Exercise requirements -
Please say how many lines of the listing hold "family", with no other words in the answer.

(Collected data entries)
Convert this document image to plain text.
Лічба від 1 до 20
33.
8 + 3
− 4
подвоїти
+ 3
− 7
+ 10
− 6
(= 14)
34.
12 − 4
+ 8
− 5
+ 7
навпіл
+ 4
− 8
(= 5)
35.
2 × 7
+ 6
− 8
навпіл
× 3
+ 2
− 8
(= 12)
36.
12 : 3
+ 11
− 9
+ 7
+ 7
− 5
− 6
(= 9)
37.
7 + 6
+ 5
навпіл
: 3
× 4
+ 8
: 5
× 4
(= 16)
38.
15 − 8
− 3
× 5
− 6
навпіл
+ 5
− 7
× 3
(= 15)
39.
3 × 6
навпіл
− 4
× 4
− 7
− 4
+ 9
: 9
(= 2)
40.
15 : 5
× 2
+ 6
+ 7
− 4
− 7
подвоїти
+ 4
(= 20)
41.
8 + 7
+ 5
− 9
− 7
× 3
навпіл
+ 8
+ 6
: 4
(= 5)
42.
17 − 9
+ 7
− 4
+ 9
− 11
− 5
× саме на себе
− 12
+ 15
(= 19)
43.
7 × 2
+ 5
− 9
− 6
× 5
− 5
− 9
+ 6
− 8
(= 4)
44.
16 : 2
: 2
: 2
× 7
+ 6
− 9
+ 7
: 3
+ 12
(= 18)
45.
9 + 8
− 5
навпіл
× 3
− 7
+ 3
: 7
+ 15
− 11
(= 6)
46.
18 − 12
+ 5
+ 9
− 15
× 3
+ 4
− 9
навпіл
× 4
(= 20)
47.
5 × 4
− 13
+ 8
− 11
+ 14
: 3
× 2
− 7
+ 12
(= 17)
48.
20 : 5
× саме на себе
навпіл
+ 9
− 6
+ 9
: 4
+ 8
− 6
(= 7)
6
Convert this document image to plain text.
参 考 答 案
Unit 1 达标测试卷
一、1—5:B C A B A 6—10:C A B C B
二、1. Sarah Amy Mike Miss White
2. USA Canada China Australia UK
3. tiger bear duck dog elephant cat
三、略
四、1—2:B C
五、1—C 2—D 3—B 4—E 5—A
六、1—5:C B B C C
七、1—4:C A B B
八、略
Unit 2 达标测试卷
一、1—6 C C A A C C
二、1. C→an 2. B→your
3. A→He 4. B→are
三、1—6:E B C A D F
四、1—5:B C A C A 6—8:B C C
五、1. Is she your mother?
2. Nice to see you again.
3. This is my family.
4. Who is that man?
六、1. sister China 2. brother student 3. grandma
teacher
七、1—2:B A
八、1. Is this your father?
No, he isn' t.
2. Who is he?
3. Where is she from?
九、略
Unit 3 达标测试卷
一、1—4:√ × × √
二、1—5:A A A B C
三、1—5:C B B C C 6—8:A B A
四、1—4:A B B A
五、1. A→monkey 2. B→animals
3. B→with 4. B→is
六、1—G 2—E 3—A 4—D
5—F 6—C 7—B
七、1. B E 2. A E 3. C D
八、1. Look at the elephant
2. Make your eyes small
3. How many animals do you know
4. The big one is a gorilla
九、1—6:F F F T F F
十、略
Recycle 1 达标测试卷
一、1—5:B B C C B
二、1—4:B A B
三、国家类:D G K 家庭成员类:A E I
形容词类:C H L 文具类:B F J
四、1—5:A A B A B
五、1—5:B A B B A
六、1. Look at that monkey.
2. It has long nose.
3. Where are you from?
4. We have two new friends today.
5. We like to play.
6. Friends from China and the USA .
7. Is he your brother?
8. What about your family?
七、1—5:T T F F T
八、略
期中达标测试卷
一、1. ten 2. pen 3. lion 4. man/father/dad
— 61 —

Written answer -
2